--- Start Data rows ---

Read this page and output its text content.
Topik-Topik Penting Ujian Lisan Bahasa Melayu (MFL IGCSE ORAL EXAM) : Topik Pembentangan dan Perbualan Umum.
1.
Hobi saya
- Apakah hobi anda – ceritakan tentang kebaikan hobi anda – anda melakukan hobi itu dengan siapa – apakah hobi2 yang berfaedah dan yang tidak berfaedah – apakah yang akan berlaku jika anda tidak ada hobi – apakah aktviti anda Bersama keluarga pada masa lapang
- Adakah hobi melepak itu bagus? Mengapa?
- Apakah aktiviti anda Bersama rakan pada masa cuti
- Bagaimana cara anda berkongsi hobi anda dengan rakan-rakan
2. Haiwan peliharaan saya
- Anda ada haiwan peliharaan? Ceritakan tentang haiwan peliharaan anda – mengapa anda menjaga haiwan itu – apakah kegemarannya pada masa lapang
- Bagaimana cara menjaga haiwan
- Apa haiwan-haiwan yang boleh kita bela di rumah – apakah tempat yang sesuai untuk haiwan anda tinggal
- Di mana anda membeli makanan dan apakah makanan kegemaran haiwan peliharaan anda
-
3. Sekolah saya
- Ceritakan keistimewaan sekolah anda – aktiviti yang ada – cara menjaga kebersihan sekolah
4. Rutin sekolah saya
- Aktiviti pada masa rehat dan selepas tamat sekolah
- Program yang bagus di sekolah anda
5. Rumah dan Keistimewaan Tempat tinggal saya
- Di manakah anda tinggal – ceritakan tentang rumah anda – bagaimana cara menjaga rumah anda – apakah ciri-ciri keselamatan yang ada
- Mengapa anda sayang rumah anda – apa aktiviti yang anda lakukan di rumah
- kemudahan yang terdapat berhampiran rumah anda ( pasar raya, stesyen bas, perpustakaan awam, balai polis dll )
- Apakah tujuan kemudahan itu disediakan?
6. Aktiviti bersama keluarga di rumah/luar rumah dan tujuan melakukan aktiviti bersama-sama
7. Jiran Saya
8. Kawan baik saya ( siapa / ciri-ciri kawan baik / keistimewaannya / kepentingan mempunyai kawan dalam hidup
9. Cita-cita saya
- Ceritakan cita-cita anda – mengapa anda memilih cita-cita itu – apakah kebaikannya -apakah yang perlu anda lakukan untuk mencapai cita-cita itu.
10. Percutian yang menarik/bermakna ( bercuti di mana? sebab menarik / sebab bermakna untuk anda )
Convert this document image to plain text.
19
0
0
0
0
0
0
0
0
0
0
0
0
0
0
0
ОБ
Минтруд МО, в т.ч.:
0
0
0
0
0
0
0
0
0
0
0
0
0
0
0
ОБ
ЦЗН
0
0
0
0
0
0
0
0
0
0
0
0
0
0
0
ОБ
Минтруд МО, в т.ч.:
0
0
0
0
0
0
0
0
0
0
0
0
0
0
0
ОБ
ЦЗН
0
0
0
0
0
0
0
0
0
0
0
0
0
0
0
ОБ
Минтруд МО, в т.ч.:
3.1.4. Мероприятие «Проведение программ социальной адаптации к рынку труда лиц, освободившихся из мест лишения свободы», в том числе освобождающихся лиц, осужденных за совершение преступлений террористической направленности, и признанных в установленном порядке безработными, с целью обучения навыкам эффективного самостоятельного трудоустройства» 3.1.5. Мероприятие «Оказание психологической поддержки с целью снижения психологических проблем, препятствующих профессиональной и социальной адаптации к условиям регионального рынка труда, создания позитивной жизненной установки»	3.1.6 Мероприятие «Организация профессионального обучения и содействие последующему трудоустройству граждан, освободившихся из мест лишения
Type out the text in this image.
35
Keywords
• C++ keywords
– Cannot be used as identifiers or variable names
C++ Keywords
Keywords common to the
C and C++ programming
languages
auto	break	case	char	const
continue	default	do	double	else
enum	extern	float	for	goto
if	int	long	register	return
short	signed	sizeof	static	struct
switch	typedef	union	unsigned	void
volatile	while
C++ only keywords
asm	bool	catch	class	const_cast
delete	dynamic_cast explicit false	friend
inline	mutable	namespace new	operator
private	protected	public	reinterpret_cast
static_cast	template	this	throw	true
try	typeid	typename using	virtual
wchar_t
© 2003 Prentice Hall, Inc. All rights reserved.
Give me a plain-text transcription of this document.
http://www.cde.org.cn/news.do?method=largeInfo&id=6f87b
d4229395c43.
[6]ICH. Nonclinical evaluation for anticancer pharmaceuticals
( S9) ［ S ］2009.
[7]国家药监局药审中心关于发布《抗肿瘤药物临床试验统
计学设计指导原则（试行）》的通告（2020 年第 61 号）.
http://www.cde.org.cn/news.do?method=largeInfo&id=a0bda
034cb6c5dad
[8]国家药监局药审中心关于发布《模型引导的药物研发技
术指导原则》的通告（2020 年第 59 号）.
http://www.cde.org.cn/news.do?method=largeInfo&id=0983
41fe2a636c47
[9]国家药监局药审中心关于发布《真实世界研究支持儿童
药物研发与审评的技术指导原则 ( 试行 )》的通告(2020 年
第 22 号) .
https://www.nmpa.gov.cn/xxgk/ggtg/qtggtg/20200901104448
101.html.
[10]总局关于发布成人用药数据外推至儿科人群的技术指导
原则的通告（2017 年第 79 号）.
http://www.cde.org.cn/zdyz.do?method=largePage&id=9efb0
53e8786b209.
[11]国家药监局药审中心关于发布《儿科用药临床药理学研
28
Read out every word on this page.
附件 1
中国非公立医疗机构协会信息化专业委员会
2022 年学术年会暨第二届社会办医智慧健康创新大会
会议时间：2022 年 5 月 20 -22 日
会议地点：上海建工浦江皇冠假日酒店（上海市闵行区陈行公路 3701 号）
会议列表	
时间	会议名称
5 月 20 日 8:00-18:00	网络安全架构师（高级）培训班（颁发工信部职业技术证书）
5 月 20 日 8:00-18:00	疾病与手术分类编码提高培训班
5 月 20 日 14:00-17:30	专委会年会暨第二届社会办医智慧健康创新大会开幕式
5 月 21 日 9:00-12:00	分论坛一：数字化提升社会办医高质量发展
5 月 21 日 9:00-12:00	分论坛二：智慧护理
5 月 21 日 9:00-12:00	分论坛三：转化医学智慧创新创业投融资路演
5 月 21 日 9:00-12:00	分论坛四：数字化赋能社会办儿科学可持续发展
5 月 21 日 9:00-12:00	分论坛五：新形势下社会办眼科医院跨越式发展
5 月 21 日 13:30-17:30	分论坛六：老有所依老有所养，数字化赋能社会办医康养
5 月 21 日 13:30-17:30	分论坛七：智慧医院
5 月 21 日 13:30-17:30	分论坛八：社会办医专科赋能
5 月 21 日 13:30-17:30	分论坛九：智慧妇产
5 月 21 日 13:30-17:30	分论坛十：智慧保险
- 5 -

--- End Data rows ---

- _Directions_
Transcribe each record exactly. Leave nothing out.

- _Written solution_
Read this page and output its text content.
Topik-Topik Penting Ujian Lisan Bahasa Melayu (MFL IGCSE ORAL EXAM) : Topik Pembentangan dan Perbualan Umum.
1.
Hobi saya
- Apakah hobi anda – ceritakan tentang kebaikan hobi anda – anda melakukan hobi itu dengan siapa – apakah hobi2 yang berfaedah dan yang tidak berfaedah – apakah yang akan berlaku jika anda tidak ada hobi – apakah aktviti anda Bersama keluarga pada masa lapang
- Adakah hobi melepak itu bagus? Mengapa?
- Apakah aktiviti anda Bersama rakan pada masa cuti
- Bagaimana cara anda berkongsi hobi anda dengan rakan-rakan
2. Haiwan peliharaan saya
- Anda ada haiwan peliharaan? Ceritakan tentang haiwan peliharaan anda – mengapa anda menjaga haiwan itu – apakah kegemarannya pada masa lapang
- Bagaimana cara menjaga haiwan
- Apa haiwan-haiwan yang boleh kita bela di rumah – apakah tempat yang sesuai untuk haiwan anda tinggal
- Di mana anda membeli makanan dan apakah makanan kegemaran haiwan peliharaan anda
-
3. Sekolah saya
- Ceritakan keistimewaan sekolah anda – aktiviti yang ada – cara menjaga kebersihan sekolah
4. Rutin sekolah saya
- Aktiviti pada masa rehat dan selepas tamat sekolah
- Program yang bagus di sekolah anda
5. Rumah dan Keistimewaan Tempat tinggal saya
- Di manakah anda tinggal – ceritakan tentang rumah anda – bagaimana cara menjaga rumah anda – apakah ciri-ciri keselamatan yang ada
- Mengapa anda sayang rumah anda – apa aktiviti yang anda lakukan di rumah
- kemudahan yang terdapat berhampiran rumah anda ( pasar raya, stesyen bas, perpustakaan awam, balai polis dll )
- Apakah tujuan kemudahan itu disediakan?
6. Aktiviti bersama keluarga di rumah/luar rumah dan tujuan melakukan aktiviti bersama-sama
7. Jiran Saya
8. Kawan baik saya ( siapa / ciri-ciri kawan baik / keistimewaannya / kepentingan mempunyai kawan dalam hidup
9. Cita-cita saya
- Ceritakan cita-cita anda – mengapa anda memilih cita-cita itu – apakah kebaikannya -apakah yang perlu anda lakukan untuk mencapai cita-cita itu.
10. Percutian yang menarik/bermakna ( bercuti di mana? sebab menarik / sebab bermakna untuk anda )
Convert this document image to plain text.
19
0
0
0
0
0
0
0
0
0
0
0
0
0
0
0
ОБ
Минтруд МО, в т.ч.:
0
0
0
0
0
0
0
0
0
0
0
0
0
0
0
ОБ
ЦЗН
0
0
0
0
0
0
0
0
0
0
0
0
0
0
0
ОБ
Минтруд МО, в т.ч.:
0
0
0
0
0
0
0
0
0
0
0
0
0
0
0
ОБ
ЦЗН
0
0
0
0
0
0
0
0
0
0
0
0
0
0
0
ОБ
Минтруд МО, в т.ч.:
3.1.4. Мероприятие «Проведение программ социальной адаптации к рынку труда лиц, освободившихся из мест лишения свободы», в том числе освобождающихся лиц, осужденных за совершение преступлений террористической направленности, и признанных в установленном порядке безработными, с целью обучения навыкам эффективного самостоятельного трудоустройства» 3.1.5. Мероприятие «Оказание психологической поддержки с целью снижения психологических проблем, препятствующих профессиональной и социальной адаптации к условиям регионального рынка труда, создания позитивной жизненной установки»	3.1.6 Мероприятие «Организация профессионального обучения и содействие последующему трудоустройству граждан, освободившихся из мест лишения
Type out the text in this image.
35
Keywords
• C++ keywords
– Cannot be used as identifiers or variable names
C++ Keywords
Keywords common to the
C and C++ programming
languages
auto	break	case	char	const
continue	default	do	double	else
enum	extern	float	for	goto
if	int	long	register	return
short	signed	sizeof	static	struct
switch	typedef	union	unsigned	void
volatile	while
C++ only keywords
asm	bool	catch	class	const_cast
delete	dynamic_cast explicit false	friend
inline	mutable	namespace new	operator
private	protected	public	reinterpret_cast
static_cast	template	this	throw	true
try	typeid	typename using	virtual
wchar_t
© 2003 Prentice Hall, Inc. All rights reserved.
Give me a plain-text transcription of this document.
http://www.cde.org.cn/news.do?method=largeInfo&id=6f87b
d4229395c43.
[6]ICH. Nonclinical evaluation for anticancer pharmaceuticals
( S9) ［ S ］2009.
[7]国家药监局药审中心关于发布《抗肿瘤药物临床试验统
计学设计指导原则（试行）》的通告（2020 年第 61 号）.
http://www.cde.org.cn/news.do?method=largeInfo&id=a0bda
034cb6c5dad
[8]国家药监局药审中心关于发布《模型引导的药物研发技
术指导原则》的通告（2020 年第 59 号）.
http://www.cde.org.cn/news.do?method=largeInfo&id=0983
41fe2a636c47
[9]国家药监局药审中心关于发布《真实世界研究支持儿童
药物研发与审评的技术指导原则 ( 试行 )》的通告(2020 年
第 22 号) .
https://www.nmpa.gov.cn/xxgk/ggtg/qtggtg/20200901104448
101.html.
[10]总局关于发布成人用药数据外推至儿科人群的技术指导
原则的通告（2017 年第 79 号）.
http://www.cde.org.cn/zdyz.do?method=largePage&id=9efb0
53e8786b209.
[11]国家药监局药审中心关于发布《儿科用药临床药理学研
28
Read out every word on this page.
附件 1
中国非公立医疗机构协会信息化专业委员会
2022 年学术年会暨第二届社会办医智慧健康创新大会
会议时间：2022 年 5 月 20 -22 日
会议地点：上海建工浦江皇冠假日酒店（上海市闵行区陈行公路 3701 号）
会议列表	
时间	会议名称
5 月 20 日 8:00-18:00	网络安全架构师（高级）培训班（颁发工信部职业技术证书）
5 月 20 日 8:00-18:00	疾病与手术分类编码提高培训班
5 月 20 日 14:00-17:30	专委会年会暨第二届社会办医智慧健康创新大会开幕式
5 月 21 日 9:00-12:00	分论坛一：数字化提升社会办医高质量发展
5 月 21 日 9:00-12:00	分论坛二：智慧护理
5 月 21 日 9:00-12:00	分论坛三：转化医学智慧创新创业投融资路演
5 月 21 日 9:00-12:00	分论坛四：数字化赋能社会办儿科学可持续发展
5 月 21 日 9:00-12:00	分论坛五：新形势下社会办眼科医院跨越式发展
5 月 21 日 13:30-17:30	分论坛六：老有所依老有所养，数字化赋能社会办医康养
5 月 21 日 13:30-17:30	分论坛七：智慧医院
5 月 21 日 13:30-17:30	分论坛八：社会办医专科赋能
5 月 21 日 13:30-17:30	分论坛九：智慧妇产
5 月 21 日 13:30-17:30	分论坛十：智慧保险
- 5 -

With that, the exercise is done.